(Figure contents as structured data)
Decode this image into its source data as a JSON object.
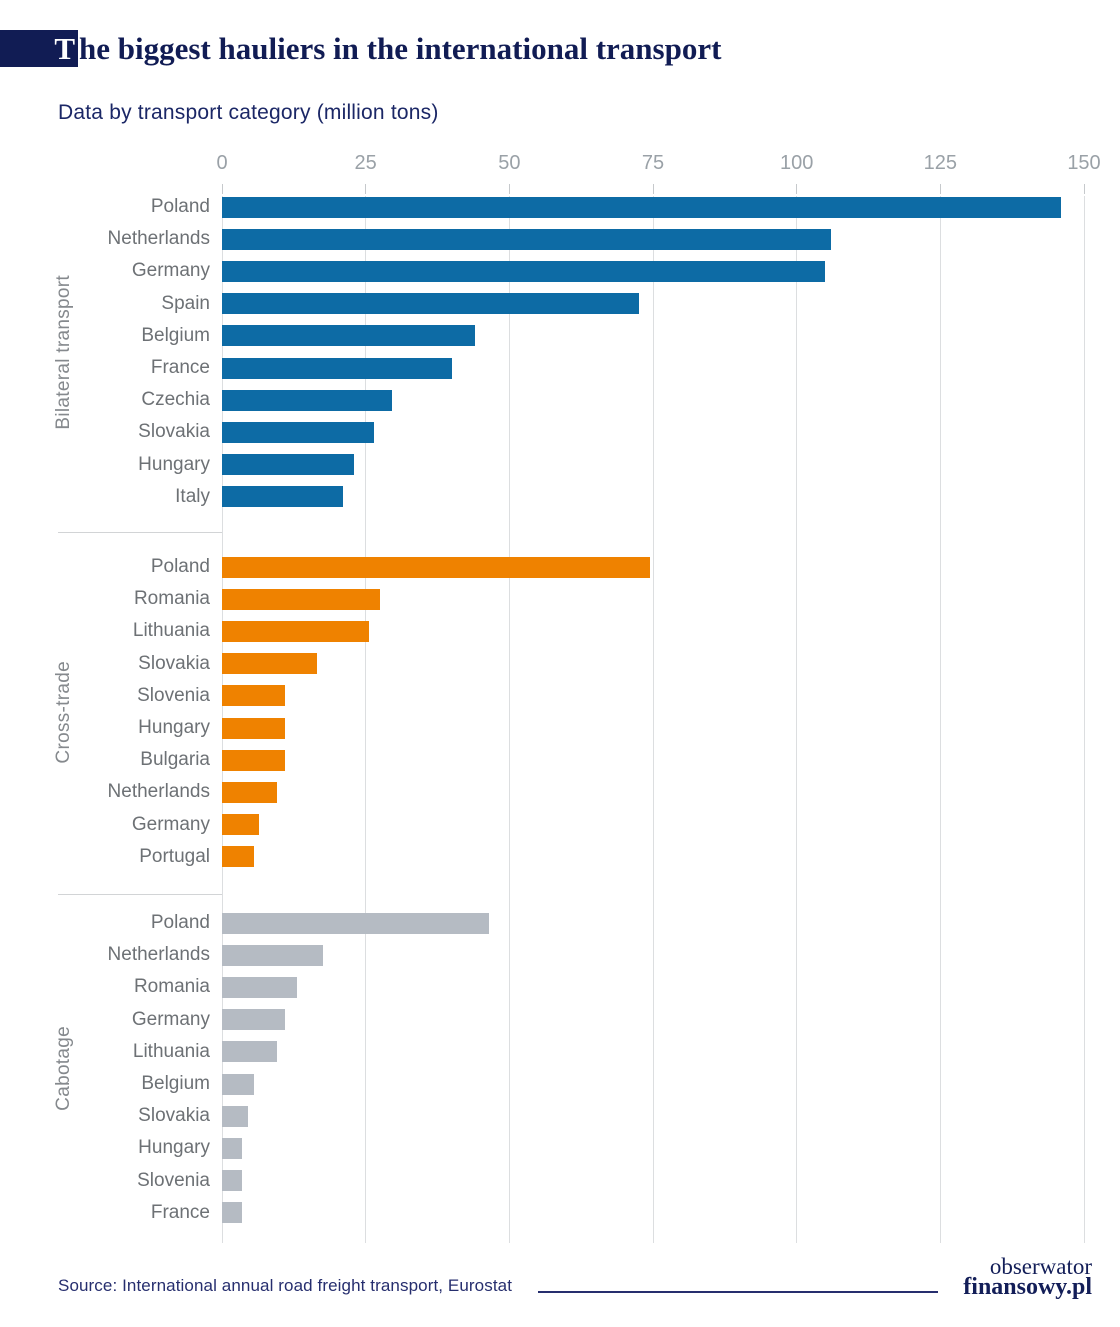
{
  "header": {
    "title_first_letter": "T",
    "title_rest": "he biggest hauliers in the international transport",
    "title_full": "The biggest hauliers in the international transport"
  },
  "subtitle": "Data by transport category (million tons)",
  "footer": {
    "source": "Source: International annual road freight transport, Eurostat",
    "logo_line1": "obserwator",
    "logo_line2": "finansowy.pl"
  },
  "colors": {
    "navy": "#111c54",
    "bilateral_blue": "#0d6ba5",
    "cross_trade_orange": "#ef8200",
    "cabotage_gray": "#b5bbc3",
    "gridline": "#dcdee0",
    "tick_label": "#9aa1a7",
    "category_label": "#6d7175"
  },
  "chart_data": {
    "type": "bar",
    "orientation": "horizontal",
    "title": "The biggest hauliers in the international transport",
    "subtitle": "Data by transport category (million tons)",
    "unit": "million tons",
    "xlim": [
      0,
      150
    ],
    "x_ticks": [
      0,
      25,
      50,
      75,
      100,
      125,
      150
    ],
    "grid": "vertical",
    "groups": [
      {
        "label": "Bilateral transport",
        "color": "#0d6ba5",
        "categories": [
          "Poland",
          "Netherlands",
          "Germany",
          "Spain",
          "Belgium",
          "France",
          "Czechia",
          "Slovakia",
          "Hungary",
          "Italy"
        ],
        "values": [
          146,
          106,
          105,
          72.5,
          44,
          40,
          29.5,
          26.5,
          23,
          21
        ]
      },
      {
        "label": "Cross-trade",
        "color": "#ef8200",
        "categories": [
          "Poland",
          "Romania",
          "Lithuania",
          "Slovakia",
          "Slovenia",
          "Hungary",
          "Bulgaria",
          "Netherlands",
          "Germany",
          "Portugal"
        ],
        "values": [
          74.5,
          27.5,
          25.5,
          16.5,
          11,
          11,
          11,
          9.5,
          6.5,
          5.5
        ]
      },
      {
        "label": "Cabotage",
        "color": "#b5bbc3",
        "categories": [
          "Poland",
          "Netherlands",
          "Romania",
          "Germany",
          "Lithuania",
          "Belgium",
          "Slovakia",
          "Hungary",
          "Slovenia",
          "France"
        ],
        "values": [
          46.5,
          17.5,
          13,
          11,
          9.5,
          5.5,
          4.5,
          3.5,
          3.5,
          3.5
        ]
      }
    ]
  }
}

# Directions for this task
Your job is to transcribe the entries above exactly; skip the pictures.

# Correct result
Decode this image into its source data as a JSON object.
{
  "header": {
    "title_first_letter": "T",
    "title_rest": "he biggest hauliers in the international transport",
    "title_full": "The biggest hauliers in the international transport"
  },
  "subtitle": "Data by transport category (million tons)",
  "footer": {
    "source": "Source: International annual road freight transport, Eurostat",
    "logo_line1": "obserwator",
    "logo_line2": "finansowy.pl"
  },
  "colors": {
    "navy": "#111c54",
    "bilateral_blue": "#0d6ba5",
    "cross_trade_orange": "#ef8200",
    "cabotage_gray": "#b5bbc3",
    "gridline": "#dcdee0",
    "tick_label": "#9aa1a7",
    "category_label": "#6d7175"
  },
  "chart_data": {
    "type": "bar",
    "orientation": "horizontal",
    "title": "The biggest hauliers in the international transport",
    "subtitle": "Data by transport category (million tons)",
    "unit": "million tons",
    "xlim": [
      0,
      150
    ],
    "x_ticks": [
      0,
      25,
      50,
      75,
      100,
      125,
      150
    ],
    "grid": "vertical",
    "groups": [
      {
        "label": "Bilateral transport",
        "color": "#0d6ba5",
        "categories": [
          "Poland",
          "Netherlands",
          "Germany",
          "Spain",
          "Belgium",
          "France",
          "Czechia",
          "Slovakia",
          "Hungary",
          "Italy"
        ],
        "values": [
          146,
          106,
          105,
          72.5,
          44,
          40,
          29.5,
          26.5,
          23,
          21
        ]
      },
      {
        "label": "Cross-trade",
        "color": "#ef8200",
        "categories": [
          "Poland",
          "Romania",
          "Lithuania",
          "Slovakia",
          "Slovenia",
          "Hungary",
          "Bulgaria",
          "Netherlands",
          "Germany",
          "Portugal"
        ],
        "values": [
          74.5,
          27.5,
          25.5,
          16.5,
          11,
          11,
          11,
          9.5,
          6.5,
          5.5
        ]
      },
      {
        "label": "Cabotage",
        "color": "#b5bbc3",
        "categories": [
          "Poland",
          "Netherlands",
          "Romania",
          "Germany",
          "Lithuania",
          "Belgium",
          "Slovakia",
          "Hungary",
          "Slovenia",
          "France"
        ],
        "values": [
          46.5,
          17.5,
          13,
          11,
          9.5,
          5.5,
          4.5,
          3.5,
          3.5,
          3.5
        ]
      }
    ]
  }
}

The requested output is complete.